__STATED GOAL__
Produce an exact copy of all the records.

** BEGIN ENTRIES PROVIDED **

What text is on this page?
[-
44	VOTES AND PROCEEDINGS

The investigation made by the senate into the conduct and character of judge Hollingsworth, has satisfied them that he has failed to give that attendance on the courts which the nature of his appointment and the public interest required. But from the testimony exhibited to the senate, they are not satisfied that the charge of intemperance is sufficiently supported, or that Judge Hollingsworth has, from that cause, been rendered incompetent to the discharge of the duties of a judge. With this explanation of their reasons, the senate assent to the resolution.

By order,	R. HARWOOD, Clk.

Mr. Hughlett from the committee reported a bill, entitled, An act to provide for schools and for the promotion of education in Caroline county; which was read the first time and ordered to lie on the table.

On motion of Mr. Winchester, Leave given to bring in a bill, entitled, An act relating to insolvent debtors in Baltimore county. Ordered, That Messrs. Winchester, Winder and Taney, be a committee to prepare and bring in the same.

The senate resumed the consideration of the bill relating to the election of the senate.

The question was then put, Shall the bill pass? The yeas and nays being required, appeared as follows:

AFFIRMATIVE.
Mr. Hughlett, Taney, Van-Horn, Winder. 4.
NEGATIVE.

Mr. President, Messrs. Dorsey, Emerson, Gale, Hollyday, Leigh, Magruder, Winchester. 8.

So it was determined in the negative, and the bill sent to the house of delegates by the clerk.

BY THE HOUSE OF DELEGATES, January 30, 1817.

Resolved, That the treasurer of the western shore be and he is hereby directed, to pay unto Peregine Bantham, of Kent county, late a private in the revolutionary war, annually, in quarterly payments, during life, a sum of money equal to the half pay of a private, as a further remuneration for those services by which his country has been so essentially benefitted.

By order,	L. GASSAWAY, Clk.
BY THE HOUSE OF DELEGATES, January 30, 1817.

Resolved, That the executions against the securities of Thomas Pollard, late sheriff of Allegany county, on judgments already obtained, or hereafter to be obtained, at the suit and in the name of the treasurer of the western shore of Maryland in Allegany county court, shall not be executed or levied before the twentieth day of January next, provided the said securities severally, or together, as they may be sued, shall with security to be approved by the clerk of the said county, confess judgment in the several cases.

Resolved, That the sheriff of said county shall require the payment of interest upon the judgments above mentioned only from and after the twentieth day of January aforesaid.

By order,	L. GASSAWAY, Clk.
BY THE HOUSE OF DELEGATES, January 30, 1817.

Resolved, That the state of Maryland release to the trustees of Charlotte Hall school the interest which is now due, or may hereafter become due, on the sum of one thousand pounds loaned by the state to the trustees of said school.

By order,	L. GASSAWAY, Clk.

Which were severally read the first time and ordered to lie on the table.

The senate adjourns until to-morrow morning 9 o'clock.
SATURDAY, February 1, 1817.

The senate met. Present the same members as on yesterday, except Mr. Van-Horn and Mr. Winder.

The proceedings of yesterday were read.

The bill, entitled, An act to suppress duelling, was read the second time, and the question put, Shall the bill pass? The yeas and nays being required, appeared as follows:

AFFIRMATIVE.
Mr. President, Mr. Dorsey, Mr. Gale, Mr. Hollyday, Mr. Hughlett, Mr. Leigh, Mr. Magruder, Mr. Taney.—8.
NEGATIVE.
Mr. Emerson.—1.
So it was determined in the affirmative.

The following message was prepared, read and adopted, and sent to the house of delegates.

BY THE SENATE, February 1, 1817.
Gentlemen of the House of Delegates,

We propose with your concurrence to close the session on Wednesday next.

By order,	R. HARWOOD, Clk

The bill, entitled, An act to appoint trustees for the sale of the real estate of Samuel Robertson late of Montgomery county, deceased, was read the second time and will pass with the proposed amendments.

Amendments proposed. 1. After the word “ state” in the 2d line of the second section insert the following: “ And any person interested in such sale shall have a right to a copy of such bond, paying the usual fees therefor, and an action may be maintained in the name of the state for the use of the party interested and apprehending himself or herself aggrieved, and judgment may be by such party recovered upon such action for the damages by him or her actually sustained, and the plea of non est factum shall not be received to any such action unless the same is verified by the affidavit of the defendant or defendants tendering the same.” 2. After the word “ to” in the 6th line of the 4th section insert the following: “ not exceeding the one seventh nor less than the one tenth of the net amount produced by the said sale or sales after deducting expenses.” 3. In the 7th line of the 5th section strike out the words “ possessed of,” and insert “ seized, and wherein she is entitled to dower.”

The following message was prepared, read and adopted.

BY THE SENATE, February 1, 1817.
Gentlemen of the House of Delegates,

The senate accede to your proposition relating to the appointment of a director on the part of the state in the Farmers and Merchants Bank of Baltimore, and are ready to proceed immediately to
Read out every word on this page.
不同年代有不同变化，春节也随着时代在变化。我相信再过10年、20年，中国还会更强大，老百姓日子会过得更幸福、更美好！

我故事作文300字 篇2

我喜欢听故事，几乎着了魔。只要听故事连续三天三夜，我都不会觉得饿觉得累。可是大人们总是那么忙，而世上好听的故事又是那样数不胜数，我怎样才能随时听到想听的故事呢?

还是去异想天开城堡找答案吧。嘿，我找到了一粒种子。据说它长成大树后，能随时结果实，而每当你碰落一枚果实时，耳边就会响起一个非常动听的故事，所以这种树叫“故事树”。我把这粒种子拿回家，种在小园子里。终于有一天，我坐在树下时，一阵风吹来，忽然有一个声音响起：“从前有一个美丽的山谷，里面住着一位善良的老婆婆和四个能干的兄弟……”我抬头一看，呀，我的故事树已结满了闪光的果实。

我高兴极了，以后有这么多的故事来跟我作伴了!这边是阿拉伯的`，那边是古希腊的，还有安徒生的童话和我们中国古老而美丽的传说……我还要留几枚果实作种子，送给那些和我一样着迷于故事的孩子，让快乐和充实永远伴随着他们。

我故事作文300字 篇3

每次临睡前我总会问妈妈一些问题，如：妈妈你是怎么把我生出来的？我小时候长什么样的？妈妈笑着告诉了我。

** END ENTRIES PROVIDED **

__SOLUTION FOR THIS EXERCISE__
What text is on this page?
[-
44	VOTES AND PROCEEDINGS

The investigation made by the senate into the conduct and character of judge Hollingsworth, has satisfied them that he has failed to give that attendance on the courts which the nature of his appointment and the public interest required. But from the testimony exhibited to the senate, they are not satisfied that the charge of intemperance is sufficiently supported, or that Judge Hollingsworth has, from that cause, been rendered incompetent to the discharge of the duties of a judge. With this explanation of their reasons, the senate assent to the resolution.

By order,	R. HARWOOD, Clk.

Mr. Hughlett from the committee reported a bill, entitled, An act to provide for schools and for the promotion of education in Caroline county; which was read the first time and ordered to lie on the table.

On motion of Mr. Winchester, Leave given to bring in a bill, entitled, An act relating to insolvent debtors in Baltimore county. Ordered, That Messrs. Winchester, Winder and Taney, be a committee to prepare and bring in the same.

The senate resumed the consideration of the bill relating to the election of the senate.

The question was then put, Shall the bill pass? The yeas and nays being required, appeared as follows:

AFFIRMATIVE.
Mr. Hughlett, Taney, Van-Horn, Winder. 4.
NEGATIVE.

Mr. President, Messrs. Dorsey, Emerson, Gale, Hollyday, Leigh, Magruder, Winchester. 8.

So it was determined in the negative, and the bill sent to the house of delegates by the clerk.

BY THE HOUSE OF DELEGATES, January 30, 1817.

Resolved, That the treasurer of the western shore be and he is hereby directed, to pay unto Peregine Bantham, of Kent county, late a private in the revolutionary war, annually, in quarterly payments, during life, a sum of money equal to the half pay of a private, as a further remuneration for those services by which his country has been so essentially benefitted.

By order,	L. GASSAWAY, Clk.
BY THE HOUSE OF DELEGATES, January 30, 1817.

Resolved, That the executions against the securities of Thomas Pollard, late sheriff of Allegany county, on judgments already obtained, or hereafter to be obtained, at the suit and in the name of the treasurer of the western shore of Maryland in Allegany county court, shall not be executed or levied before the twentieth day of January next, provided the said securities severally, or together, as they may be sued, shall with security to be approved by the clerk of the said county, confess judgment in the several cases.

Resolved, That the sheriff of said county shall require the payment of interest upon the judgments above mentioned only from and after the twentieth day of January aforesaid.

By order,	L. GASSAWAY, Clk.
BY THE HOUSE OF DELEGATES, January 30, 1817.

Resolved, That the state of Maryland release to the trustees of Charlotte Hall school the interest which is now due, or may hereafter become due, on the sum of one thousand pounds loaned by the state to the trustees of said school.

By order,	L. GASSAWAY, Clk.

Which were severally read the first time and ordered to lie on the table.

The senate adjourns until to-morrow morning 9 o'clock.
SATURDAY, February 1, 1817.

The senate met. Present the same members as on yesterday, except Mr. Van-Horn and Mr. Winder.

The proceedings of yesterday were read.

The bill, entitled, An act to suppress duelling, was read the second time, and the question put, Shall the bill pass? The yeas and nays being required, appeared as follows:

AFFIRMATIVE.
Mr. President, Mr. Dorsey, Mr. Gale, Mr. Hollyday, Mr. Hughlett, Mr. Leigh, Mr. Magruder, Mr. Taney.—8.
NEGATIVE.
Mr. Emerson.—1.
So it was determined in the affirmative.

The following message was prepared, read and adopted, and sent to the house of delegates.

BY THE SENATE, February 1, 1817.
Gentlemen of the House of Delegates,

We propose with your concurrence to close the session on Wednesday next.

By order,	R. HARWOOD, Clk

The bill, entitled, An act to appoint trustees for the sale of the real estate of Samuel Robertson late of Montgomery county, deceased, was read the second time and will pass with the proposed amendments.

Amendments proposed. 1. After the word “ state” in the 2d line of the second section insert the following: “ And any person interested in such sale shall have a right to a copy of such bond, paying the usual fees therefor, and an action may be maintained in the name of the state for the use of the party interested and apprehending himself or herself aggrieved, and judgment may be by such party recovered upon such action for the damages by him or her actually sustained, and the plea of non est factum shall not be received to any such action unless the same is verified by the affidavit of the defendant or defendants tendering the same.” 2. After the word “ to” in the 6th line of the 4th section insert the following: “ not exceeding the one seventh nor less than the one tenth of the net amount produced by the said sale or sales after deducting expenses.” 3. In the 7th line of the 5th section strike out the words “ possessed of,” and insert “ seized, and wherein she is entitled to dower.”

The following message was prepared, read and adopted.

BY THE SENATE, February 1, 1817.
Gentlemen of the House of Delegates,

The senate accede to your proposition relating to the appointment of a director on the part of the state in the Farmers and Merchants Bank of Baltimore, and are ready to proceed immediately to
Read out every word on this page.
不同年代有不同变化，春节也随着时代在变化。我相信再过10年、20年，中国还会更强大，老百姓日子会过得更幸福、更美好！

我故事作文300字 篇2

我喜欢听故事，几乎着了魔。只要听故事连续三天三夜，我都不会觉得饿觉得累。可是大人们总是那么忙，而世上好听的故事又是那样数不胜数，我怎样才能随时听到想听的故事呢?

还是去异想天开城堡找答案吧。嘿，我找到了一粒种子。据说它长成大树后，能随时结果实，而每当你碰落一枚果实时，耳边就会响起一个非常动听的故事，所以这种树叫“故事树”。我把这粒种子拿回家，种在小园子里。终于有一天，我坐在树下时，一阵风吹来，忽然有一个声音响起：“从前有一个美丽的山谷，里面住着一位善良的老婆婆和四个能干的兄弟……”我抬头一看，呀，我的故事树已结满了闪光的果实。

我高兴极了，以后有这么多的故事来跟我作伴了!这边是阿拉伯的`，那边是古希腊的，还有安徒生的童话和我们中国古老而美丽的传说……我还要留几枚果实作种子，送给那些和我一样着迷于故事的孩子，让快乐和充实永远伴随着他们。

我故事作文300字 篇3

每次临睡前我总会问妈妈一些问题，如：妈妈你是怎么把我生出来的？我小时候长什么样的？妈妈笑着告诉了我。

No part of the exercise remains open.